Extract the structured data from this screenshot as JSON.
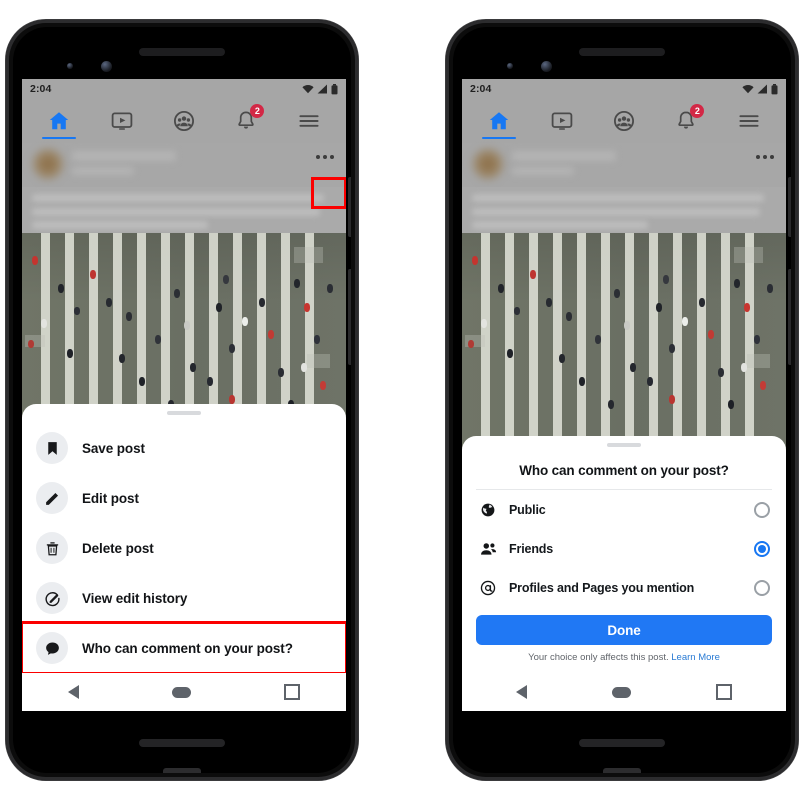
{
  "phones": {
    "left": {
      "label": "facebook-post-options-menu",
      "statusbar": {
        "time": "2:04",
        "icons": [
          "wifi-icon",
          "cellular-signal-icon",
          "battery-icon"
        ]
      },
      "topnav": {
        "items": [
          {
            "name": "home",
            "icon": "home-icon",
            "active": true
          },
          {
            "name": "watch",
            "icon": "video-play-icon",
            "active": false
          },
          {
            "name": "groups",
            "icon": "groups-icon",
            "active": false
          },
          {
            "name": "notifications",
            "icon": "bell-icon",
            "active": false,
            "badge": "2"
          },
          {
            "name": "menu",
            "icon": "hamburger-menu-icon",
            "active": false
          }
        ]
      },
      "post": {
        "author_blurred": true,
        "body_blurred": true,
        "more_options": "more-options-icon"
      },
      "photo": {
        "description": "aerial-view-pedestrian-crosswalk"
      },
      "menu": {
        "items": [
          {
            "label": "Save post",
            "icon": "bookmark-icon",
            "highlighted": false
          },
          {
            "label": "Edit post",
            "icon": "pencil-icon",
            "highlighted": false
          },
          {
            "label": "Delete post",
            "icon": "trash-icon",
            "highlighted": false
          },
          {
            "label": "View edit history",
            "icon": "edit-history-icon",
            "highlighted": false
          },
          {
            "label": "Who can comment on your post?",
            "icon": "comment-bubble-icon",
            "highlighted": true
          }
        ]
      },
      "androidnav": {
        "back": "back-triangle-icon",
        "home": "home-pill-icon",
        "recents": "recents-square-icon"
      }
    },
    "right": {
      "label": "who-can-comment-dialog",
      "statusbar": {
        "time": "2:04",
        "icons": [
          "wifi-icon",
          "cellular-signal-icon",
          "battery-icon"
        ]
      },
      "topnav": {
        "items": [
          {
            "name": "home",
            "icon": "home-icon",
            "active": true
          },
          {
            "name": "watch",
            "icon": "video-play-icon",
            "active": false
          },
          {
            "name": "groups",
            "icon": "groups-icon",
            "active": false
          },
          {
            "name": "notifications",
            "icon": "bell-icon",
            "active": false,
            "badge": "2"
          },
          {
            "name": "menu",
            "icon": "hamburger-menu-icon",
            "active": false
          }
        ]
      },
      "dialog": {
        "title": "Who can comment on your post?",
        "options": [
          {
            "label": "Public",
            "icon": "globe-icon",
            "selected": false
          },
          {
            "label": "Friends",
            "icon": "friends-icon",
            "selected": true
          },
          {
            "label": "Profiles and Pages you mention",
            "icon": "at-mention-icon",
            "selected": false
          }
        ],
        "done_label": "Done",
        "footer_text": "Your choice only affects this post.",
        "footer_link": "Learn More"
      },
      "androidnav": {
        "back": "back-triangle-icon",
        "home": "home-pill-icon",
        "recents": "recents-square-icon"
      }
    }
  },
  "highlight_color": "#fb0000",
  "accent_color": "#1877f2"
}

# # #

Short exercise
Which lines include the word "comment"? Copy every one of them.

Problem solution
            "label": "Who can comment on your post?",
            "icon": "comment-bubble-icon",
      "label": "who-can-comment-dialog",
        "title": "Who can comment on your post?",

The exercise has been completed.